▸ **AIM OF THE EXERCISE**
Reproduce the listing word for word, leaving every picture behind.

>> Start

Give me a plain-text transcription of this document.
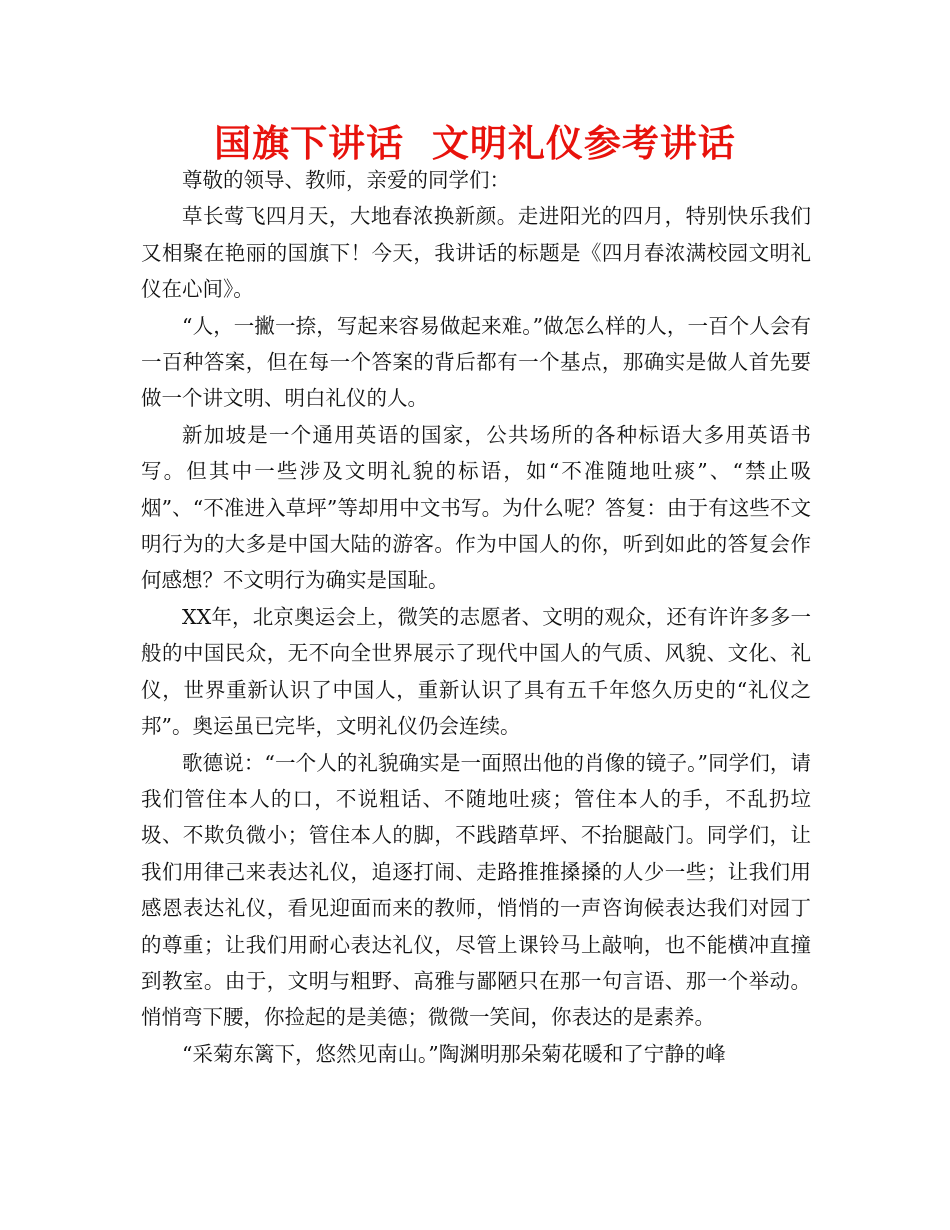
国旗下讲话  文明礼仪参考讲话

尊敬的领导、教师，亲爱的同学们：

草长莺飞四月天，大地春浓换新颜。走进阳光的四月，特别快乐我们又相聚在艳丽的国旗下！今天，我讲话的标题是《四月春浓满校园文明礼仪在心间》。

“人，一撇一捺，写起来容易做起来难。”做怎么样的人，一百个人会有一百种答案，但在每一个答案的背后都有一个基点，那确实是做人首先要做一个讲文明、明白礼仪的人。

新加坡是一个通用英语的国家，公共场所的各种标语大多用英语书写。但其中一些涉及文明礼貌的标语，如“不准随地吐痰”、“禁止吸烟”、“不准进入草坪”等却用中文书写。为什么呢？答复：由于有这些不文明行为的大多是中国大陆的游客。作为中国人的你，听到如此的答复会作何感想？不文明行为确实是国耻。

XX年，北京奥运会上，微笑的志愿者、文明的观众，还有许许多多一般的中国民众，无不向全世界展示了现代中国人的气质、风貌、文化、礼仪，世界重新认识了中国人，重新认识了具有五千年悠久历史的“礼仪之邦”。奥运虽已完毕，文明礼仪仍会连续。

歌德说：“一个人的礼貌确实是一面照出他的肖像的镜子。”同学们，请我们管住本人的口，不说粗话、不随地吐痰；管住本人的手，不乱扔垃圾、不欺负微小；管住本人的脚，不践踏草坪、不抬腿敲门。同学们，让我们用律己来表达礼仪，追逐打闹、走路推推搡搡的人少一些；让我们用感恩表达礼仪，看见迎面而来的教师，悄悄的一声咨询候表达我们对园丁的尊重；让我们用耐心表达礼仪，尽管上课铃马上敲响，也不能横冲直撞到教室。由于，文明与粗野、高雅与鄙陋只在那一句言语、那一个举动。悄悄弯下腰，你捡起的是美德；微微一笑间，你表达的是素养。

“采菊东篱下，悠然见南山。”陶渊明那朵菊花暖和了宁静的峰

>> End

▸ **FINAL RESULT**
Give me a plain-text transcription of this document.
国旗下讲话  文明礼仪参考讲话

尊敬的领导、教师，亲爱的同学们：

草长莺飞四月天，大地春浓换新颜。走进阳光的四月，特别快乐我们又相聚在艳丽的国旗下！今天，我讲话的标题是《四月春浓满校园文明礼仪在心间》。

“人，一撇一捺，写起来容易做起来难。”做怎么样的人，一百个人会有一百种答案，但在每一个答案的背后都有一个基点，那确实是做人首先要做一个讲文明、明白礼仪的人。

新加坡是一个通用英语的国家，公共场所的各种标语大多用英语书写。但其中一些涉及文明礼貌的标语，如“不准随地吐痰”、“禁止吸烟”、“不准进入草坪”等却用中文书写。为什么呢？答复：由于有这些不文明行为的大多是中国大陆的游客。作为中国人的你，听到如此的答复会作何感想？不文明行为确实是国耻。

XX年，北京奥运会上，微笑的志愿者、文明的观众，还有许许多多一般的中国民众，无不向全世界展示了现代中国人的气质、风貌、文化、礼仪，世界重新认识了中国人，重新认识了具有五千年悠久历史的“礼仪之邦”。奥运虽已完毕，文明礼仪仍会连续。

歌德说：“一个人的礼貌确实是一面照出他的肖像的镜子。”同学们，请我们管住本人的口，不说粗话、不随地吐痰；管住本人的手，不乱扔垃圾、不欺负微小；管住本人的脚，不践踏草坪、不抬腿敲门。同学们，让我们用律己来表达礼仪，追逐打闹、走路推推搡搡的人少一些；让我们用感恩表达礼仪，看见迎面而来的教师，悄悄的一声咨询候表达我们对园丁的尊重；让我们用耐心表达礼仪，尽管上课铃马上敲响，也不能横冲直撞到教室。由于，文明与粗野、高雅与鄙陋只在那一句言语、那一个举动。悄悄弯下腰，你捡起的是美德；微微一笑间，你表达的是素养。

“采菊东篱下，悠然见南山。”陶渊明那朵菊花暖和了宁静的峰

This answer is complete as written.